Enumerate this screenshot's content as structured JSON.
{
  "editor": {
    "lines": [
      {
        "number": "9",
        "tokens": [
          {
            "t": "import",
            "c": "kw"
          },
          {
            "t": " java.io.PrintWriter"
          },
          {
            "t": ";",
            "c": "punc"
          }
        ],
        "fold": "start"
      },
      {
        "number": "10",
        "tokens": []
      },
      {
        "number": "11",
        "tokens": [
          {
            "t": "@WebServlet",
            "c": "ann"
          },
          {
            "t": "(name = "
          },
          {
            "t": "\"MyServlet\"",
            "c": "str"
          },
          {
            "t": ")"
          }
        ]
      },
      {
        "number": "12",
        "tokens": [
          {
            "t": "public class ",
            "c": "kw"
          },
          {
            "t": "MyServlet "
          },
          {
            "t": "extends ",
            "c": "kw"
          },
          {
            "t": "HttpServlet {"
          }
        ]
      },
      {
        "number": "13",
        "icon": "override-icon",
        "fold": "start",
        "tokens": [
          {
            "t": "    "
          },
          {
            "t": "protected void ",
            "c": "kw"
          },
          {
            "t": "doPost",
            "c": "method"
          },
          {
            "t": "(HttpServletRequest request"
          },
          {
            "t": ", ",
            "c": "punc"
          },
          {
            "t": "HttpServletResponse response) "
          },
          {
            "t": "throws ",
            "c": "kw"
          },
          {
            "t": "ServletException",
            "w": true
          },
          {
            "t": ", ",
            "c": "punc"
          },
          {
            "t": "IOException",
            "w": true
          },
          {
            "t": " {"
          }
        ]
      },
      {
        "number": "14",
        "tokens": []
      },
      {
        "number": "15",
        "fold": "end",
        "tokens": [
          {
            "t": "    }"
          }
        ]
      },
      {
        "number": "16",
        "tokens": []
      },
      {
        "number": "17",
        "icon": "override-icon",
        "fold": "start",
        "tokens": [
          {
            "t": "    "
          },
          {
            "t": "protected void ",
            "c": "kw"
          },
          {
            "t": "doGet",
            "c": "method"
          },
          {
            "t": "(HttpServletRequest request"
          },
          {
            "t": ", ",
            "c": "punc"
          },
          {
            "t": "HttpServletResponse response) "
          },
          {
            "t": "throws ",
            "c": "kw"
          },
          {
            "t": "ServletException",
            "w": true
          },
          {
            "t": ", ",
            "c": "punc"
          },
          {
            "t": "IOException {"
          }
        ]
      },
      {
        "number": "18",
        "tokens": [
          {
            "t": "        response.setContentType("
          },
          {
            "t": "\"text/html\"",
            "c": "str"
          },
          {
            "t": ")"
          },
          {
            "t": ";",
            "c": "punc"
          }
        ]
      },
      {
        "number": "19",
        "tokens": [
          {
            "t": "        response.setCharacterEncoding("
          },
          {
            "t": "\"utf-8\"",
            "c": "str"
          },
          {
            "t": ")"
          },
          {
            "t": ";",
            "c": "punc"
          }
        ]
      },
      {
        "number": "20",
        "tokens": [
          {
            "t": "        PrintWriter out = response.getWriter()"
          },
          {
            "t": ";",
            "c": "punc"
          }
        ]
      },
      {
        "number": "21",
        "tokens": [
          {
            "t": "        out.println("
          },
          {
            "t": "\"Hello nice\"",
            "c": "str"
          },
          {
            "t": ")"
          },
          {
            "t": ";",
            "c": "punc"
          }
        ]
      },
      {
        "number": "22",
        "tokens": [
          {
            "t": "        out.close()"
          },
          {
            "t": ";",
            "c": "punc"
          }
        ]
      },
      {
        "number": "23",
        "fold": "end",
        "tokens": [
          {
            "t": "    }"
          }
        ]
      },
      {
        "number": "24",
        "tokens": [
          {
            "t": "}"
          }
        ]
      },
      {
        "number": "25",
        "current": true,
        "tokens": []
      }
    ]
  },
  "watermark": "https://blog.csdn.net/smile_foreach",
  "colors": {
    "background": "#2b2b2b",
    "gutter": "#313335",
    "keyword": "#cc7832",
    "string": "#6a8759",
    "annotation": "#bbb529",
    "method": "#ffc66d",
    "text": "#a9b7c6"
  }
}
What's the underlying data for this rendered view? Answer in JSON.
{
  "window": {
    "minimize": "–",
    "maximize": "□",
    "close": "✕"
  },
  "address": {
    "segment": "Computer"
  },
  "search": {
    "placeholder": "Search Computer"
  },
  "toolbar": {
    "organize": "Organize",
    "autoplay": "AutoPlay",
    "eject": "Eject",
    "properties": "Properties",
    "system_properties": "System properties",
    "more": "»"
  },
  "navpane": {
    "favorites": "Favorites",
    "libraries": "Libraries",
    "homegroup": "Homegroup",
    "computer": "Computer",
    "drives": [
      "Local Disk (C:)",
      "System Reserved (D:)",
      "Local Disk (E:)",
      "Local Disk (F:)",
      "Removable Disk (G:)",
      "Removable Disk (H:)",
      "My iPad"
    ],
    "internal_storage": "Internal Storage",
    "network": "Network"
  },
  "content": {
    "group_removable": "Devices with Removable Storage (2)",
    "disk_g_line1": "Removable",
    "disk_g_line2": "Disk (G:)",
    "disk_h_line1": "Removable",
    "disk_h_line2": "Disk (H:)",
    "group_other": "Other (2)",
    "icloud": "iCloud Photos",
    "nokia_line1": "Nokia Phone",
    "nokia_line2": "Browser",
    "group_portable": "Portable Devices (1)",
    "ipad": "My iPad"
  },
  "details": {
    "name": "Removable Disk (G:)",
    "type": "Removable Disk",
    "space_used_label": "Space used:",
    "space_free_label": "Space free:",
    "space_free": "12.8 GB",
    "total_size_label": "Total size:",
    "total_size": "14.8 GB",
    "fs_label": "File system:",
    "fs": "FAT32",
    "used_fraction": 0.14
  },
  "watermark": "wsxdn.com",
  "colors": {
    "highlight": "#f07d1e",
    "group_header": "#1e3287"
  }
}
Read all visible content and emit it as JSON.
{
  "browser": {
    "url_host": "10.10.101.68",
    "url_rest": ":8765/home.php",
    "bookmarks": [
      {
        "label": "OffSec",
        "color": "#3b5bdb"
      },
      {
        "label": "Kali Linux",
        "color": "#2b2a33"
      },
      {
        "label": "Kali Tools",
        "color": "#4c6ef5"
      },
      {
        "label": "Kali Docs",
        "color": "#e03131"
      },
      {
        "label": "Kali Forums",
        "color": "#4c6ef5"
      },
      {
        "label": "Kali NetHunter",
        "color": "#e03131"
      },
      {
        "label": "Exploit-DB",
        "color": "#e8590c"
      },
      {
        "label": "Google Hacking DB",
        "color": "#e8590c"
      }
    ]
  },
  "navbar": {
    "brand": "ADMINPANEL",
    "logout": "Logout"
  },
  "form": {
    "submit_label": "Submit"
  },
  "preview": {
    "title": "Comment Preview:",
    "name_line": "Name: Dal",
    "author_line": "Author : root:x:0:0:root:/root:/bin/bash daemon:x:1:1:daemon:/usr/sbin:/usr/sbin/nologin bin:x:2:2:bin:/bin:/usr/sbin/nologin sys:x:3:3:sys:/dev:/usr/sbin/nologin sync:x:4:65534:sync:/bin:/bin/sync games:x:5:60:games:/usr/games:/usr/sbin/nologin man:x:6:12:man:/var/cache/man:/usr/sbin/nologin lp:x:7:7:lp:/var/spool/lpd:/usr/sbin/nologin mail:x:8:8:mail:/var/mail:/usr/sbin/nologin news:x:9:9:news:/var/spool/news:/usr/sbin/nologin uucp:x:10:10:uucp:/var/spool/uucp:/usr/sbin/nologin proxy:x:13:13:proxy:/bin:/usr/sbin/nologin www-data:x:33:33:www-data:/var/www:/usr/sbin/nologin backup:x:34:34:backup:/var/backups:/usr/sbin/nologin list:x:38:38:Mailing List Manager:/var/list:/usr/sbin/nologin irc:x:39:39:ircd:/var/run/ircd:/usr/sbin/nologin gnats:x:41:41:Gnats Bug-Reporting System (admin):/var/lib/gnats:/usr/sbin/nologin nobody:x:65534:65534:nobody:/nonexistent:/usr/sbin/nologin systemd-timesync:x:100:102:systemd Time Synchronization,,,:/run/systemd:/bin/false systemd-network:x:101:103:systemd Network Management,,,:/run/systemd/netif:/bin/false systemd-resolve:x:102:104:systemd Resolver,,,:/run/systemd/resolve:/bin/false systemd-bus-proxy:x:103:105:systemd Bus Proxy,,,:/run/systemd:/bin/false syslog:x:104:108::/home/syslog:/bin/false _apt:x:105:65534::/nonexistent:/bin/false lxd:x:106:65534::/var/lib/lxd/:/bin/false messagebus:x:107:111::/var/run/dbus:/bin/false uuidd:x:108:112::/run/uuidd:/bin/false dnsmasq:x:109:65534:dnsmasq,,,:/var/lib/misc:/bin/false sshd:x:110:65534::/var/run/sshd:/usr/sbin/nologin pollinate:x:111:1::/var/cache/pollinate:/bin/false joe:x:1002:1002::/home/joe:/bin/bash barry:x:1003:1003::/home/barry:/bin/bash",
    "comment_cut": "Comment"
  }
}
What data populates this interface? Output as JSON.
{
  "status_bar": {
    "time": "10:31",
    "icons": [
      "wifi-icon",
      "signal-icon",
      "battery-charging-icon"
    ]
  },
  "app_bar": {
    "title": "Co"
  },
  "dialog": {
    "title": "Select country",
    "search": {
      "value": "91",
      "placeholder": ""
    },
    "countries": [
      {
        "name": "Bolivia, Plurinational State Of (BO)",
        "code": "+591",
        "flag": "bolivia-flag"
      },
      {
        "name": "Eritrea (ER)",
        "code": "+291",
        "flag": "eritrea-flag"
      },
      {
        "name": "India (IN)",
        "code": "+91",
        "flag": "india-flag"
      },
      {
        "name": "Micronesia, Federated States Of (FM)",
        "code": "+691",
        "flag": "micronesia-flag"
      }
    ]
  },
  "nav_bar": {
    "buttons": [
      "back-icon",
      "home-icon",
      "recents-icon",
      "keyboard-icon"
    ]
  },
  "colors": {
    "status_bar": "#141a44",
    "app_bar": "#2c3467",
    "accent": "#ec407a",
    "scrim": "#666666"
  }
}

────────────────────

*WORK TO BE COMPLETED:*
Begin with the line that contains "What data populates" and end with the last line of the records; set down every line in that span exactly, and nothing else.

*SOLUTION TO THIS EXERCISE:*
What data populates this interface? Output as JSON.
{
  "status_bar": {
    "time": "10:31",
    "icons": [
      "wifi-icon",
      "signal-icon",
      "battery-charging-icon"
    ]
  },
  "app_bar": {
    "title": "Co"
  },
  "dialog": {
    "title": "Select country",
    "search": {
      "value": "91",
      "placeholder": ""
    },
    "countries": [
      {
        "name": "Bolivia, Plurinational State Of (BO)",
        "code": "+591",
        "flag": "bolivia-flag"
      },
      {
        "name": "Eritrea (ER)",
        "code": "+291",
        "flag": "eritrea-flag"
      },
      {
        "name": "India (IN)",
        "code": "+91",
        "flag": "india-flag"
      },
      {
        "name": "Micronesia, Federated States Of (FM)",
        "code": "+691",
        "flag": "micronesia-flag"
      }
    ]
  },
  "nav_bar": {
    "buttons": [
      "back-icon",
      "home-icon",
      "recents-icon",
      "keyboard-icon"
    ]
  },
  "colors": {
    "status_bar": "#141a44",
    "app_bar": "#2c3467",
    "accent": "#ec407a",
    "scrim": "#666666"
  }
}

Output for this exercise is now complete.